Copy each of the following rows verbatim, with no changes.

************

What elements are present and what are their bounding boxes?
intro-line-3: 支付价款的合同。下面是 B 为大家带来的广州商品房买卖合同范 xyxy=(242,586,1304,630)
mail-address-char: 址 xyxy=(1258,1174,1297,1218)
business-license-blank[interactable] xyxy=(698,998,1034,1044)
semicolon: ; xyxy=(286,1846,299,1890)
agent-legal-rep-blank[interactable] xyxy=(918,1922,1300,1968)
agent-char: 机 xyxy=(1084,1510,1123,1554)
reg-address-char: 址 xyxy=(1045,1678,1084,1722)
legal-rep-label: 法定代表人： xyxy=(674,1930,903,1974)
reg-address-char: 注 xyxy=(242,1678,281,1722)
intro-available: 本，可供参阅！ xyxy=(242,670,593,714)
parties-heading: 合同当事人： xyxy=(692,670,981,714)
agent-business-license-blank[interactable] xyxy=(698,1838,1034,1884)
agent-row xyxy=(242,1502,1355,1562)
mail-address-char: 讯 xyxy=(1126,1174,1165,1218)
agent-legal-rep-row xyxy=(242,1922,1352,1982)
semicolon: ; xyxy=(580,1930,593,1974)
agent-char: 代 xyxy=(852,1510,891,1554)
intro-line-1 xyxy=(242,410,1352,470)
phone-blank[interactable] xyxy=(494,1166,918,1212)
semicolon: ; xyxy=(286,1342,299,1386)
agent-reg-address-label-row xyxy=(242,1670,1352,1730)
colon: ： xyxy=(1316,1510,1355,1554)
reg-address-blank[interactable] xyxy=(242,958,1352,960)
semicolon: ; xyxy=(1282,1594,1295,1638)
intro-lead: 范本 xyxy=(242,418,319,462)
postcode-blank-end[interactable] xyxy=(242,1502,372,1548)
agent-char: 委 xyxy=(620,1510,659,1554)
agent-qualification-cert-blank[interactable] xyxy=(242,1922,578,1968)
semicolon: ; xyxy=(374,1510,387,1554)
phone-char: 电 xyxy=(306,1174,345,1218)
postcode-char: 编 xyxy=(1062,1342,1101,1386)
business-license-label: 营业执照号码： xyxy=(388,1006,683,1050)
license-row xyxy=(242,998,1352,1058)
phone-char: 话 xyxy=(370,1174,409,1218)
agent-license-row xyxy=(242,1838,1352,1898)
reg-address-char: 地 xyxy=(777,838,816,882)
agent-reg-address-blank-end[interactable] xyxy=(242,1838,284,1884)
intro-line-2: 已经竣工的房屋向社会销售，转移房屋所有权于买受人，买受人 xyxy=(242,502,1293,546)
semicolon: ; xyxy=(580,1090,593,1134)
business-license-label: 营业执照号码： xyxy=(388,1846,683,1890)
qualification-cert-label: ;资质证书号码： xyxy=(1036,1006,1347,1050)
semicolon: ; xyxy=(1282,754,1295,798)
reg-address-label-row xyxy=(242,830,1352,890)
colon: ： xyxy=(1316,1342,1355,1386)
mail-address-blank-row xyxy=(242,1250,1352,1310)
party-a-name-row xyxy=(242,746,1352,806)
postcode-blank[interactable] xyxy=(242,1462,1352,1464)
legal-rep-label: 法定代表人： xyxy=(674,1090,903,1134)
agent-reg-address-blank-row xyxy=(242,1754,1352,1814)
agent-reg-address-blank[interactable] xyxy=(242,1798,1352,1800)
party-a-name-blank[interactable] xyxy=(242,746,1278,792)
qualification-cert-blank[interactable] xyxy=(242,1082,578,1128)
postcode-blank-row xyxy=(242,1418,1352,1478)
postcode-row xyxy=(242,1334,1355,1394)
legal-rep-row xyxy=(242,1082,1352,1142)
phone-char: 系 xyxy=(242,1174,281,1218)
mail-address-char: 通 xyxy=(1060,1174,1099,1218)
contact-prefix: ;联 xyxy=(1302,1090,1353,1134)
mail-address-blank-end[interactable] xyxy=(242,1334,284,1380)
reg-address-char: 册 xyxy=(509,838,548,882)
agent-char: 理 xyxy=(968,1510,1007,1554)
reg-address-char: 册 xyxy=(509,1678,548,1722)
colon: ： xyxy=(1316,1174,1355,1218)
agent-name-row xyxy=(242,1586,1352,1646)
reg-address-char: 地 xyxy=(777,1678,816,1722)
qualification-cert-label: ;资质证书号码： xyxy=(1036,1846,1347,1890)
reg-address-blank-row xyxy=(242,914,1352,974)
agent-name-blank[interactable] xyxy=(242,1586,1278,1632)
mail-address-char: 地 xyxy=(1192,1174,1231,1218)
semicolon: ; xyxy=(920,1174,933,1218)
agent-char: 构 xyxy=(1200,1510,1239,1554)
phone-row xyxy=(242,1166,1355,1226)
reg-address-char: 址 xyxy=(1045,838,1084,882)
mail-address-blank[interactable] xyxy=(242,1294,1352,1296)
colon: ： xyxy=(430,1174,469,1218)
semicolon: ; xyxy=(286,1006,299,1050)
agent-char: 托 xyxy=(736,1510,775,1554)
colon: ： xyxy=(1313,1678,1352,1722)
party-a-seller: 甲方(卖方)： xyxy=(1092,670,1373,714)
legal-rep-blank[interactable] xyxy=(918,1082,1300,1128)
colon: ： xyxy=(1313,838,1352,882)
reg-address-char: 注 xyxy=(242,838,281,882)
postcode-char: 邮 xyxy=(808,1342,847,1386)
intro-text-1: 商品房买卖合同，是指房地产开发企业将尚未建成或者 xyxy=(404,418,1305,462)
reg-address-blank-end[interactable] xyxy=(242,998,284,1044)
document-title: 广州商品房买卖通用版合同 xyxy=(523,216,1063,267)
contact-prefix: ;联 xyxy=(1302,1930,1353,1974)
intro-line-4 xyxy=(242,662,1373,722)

************

▶ _EXERCISE ANSWER_:
What elements are present and what are their bounding boxes?
intro-line-3: 支付价款的合同。下面是 B 为大家带来的广州商品房买卖合同范 xyxy=(242,586,1304,630)
mail-address-char: 址 xyxy=(1258,1174,1297,1218)
business-license-blank[interactable] xyxy=(698,998,1034,1044)
semicolon: ; xyxy=(286,1846,299,1890)
agent-legal-rep-blank[interactable] xyxy=(918,1922,1300,1968)
agent-char: 机 xyxy=(1084,1510,1123,1554)
reg-address-char: 址 xyxy=(1045,1678,1084,1722)
legal-rep-label: 法定代表人： xyxy=(674,1930,903,1974)
reg-address-char: 注 xyxy=(242,1678,281,1722)
intro-available: 本，可供参阅！ xyxy=(242,670,593,714)
parties-heading: 合同当事人： xyxy=(692,670,981,714)
agent-business-license-blank[interactable] xyxy=(698,1838,1034,1884)
agent-row xyxy=(242,1502,1355,1562)
mail-address-char: 讯 xyxy=(1126,1174,1165,1218)
agent-legal-rep-row xyxy=(242,1922,1352,1982)
semicolon: ; xyxy=(580,1930,593,1974)
agent-char: 代 xyxy=(852,1510,891,1554)
intro-line-1 xyxy=(242,410,1352,470)
phone-blank[interactable] xyxy=(494,1166,918,1212)
semicolon: ; xyxy=(286,1342,299,1386)
agent-reg-address-label-row xyxy=(242,1670,1352,1730)
colon: ： xyxy=(1316,1510,1355,1554)
reg-address-blank[interactable] xyxy=(242,958,1352,960)
semicolon: ; xyxy=(1282,1594,1295,1638)
intro-lead: 范本 xyxy=(242,418,319,462)
postcode-blank-end[interactable] xyxy=(242,1502,372,1548)
agent-char: 委 xyxy=(620,1510,659,1554)
agent-qualification-cert-blank[interactable] xyxy=(242,1922,578,1968)
semicolon: ; xyxy=(374,1510,387,1554)
phone-char: 电 xyxy=(306,1174,345,1218)
postcode-char: 编 xyxy=(1062,1342,1101,1386)
business-license-label: 营业执照号码： xyxy=(388,1006,683,1050)
license-row xyxy=(242,998,1352,1058)
phone-char: 话 xyxy=(370,1174,409,1218)
agent-license-row xyxy=(242,1838,1352,1898)
reg-address-char: 地 xyxy=(777,838,816,882)
agent-reg-address-blank-end[interactable] xyxy=(242,1838,284,1884)
intro-line-2: 已经竣工的房屋向社会销售，转移房屋所有权于买受人，买受人 xyxy=(242,502,1293,546)
semicolon: ; xyxy=(580,1090,593,1134)
business-license-label: 营业执照号码： xyxy=(388,1846,683,1890)
qualification-cert-label: ;资质证书号码： xyxy=(1036,1006,1347,1050)
semicolon: ; xyxy=(1282,754,1295,798)
reg-address-label-row xyxy=(242,830,1352,890)
colon: ： xyxy=(1316,1342,1355,1386)
mail-address-blank-row xyxy=(242,1250,1352,1310)
party-a-name-row xyxy=(242,746,1352,806)
postcode-blank[interactable] xyxy=(242,1462,1352,1464)
legal-rep-label: 法定代表人： xyxy=(674,1090,903,1134)
agent-reg-address-blank-row xyxy=(242,1754,1352,1814)
agent-reg-address-blank[interactable] xyxy=(242,1798,1352,1800)
party-a-name-blank[interactable] xyxy=(242,746,1278,792)
qualification-cert-blank[interactable] xyxy=(242,1082,578,1128)
postcode-blank-row xyxy=(242,1418,1352,1478)
postcode-row xyxy=(242,1334,1355,1394)
legal-rep-row xyxy=(242,1082,1352,1142)
phone-char: 系 xyxy=(242,1174,281,1218)
mail-address-char: 通 xyxy=(1060,1174,1099,1218)
contact-prefix: ;联 xyxy=(1302,1090,1353,1134)
mail-address-blank-end[interactable] xyxy=(242,1334,284,1380)
reg-address-char: 册 xyxy=(509,838,548,882)
agent-char: 理 xyxy=(968,1510,1007,1554)
reg-address-char: 册 xyxy=(509,1678,548,1722)
colon: ： xyxy=(1316,1174,1355,1218)
agent-name-row xyxy=(242,1586,1352,1646)
reg-address-char: 地 xyxy=(777,1678,816,1722)
qualification-cert-label: ;资质证书号码： xyxy=(1036,1846,1347,1890)
reg-address-blank-row xyxy=(242,914,1352,974)
agent-name-blank[interactable] xyxy=(242,1586,1278,1632)
mail-address-char: 地 xyxy=(1192,1174,1231,1218)
semicolon: ; xyxy=(920,1174,933,1218)
agent-char: 构 xyxy=(1200,1510,1239,1554)
phone-row xyxy=(242,1166,1355,1226)
reg-address-char: 址 xyxy=(1045,838,1084,882)
mail-address-blank[interactable] xyxy=(242,1294,1352,1296)
colon: ： xyxy=(430,1174,469,1218)
semicolon: ; xyxy=(286,1006,299,1050)
agent-char: 托 xyxy=(736,1510,775,1554)
colon: ： xyxy=(1313,1678,1352,1722)
party-a-seller: 甲方(卖方)： xyxy=(1092,670,1373,714)
legal-rep-blank[interactable] xyxy=(918,1082,1300,1128)
colon: ： xyxy=(1313,838,1352,882)
reg-address-char: 注 xyxy=(242,838,281,882)
postcode-char: 邮 xyxy=(808,1342,847,1386)
intro-text-1: 商品房买卖合同，是指房地产开发企业将尚未建成或者 xyxy=(404,418,1305,462)
reg-address-blank-end[interactable] xyxy=(242,998,284,1044)
document-title: 广州商品房买卖通用版合同 xyxy=(523,216,1063,267)
contact-prefix: ;联 xyxy=(1302,1930,1353,1974)
intro-line-4 xyxy=(242,662,1373,722)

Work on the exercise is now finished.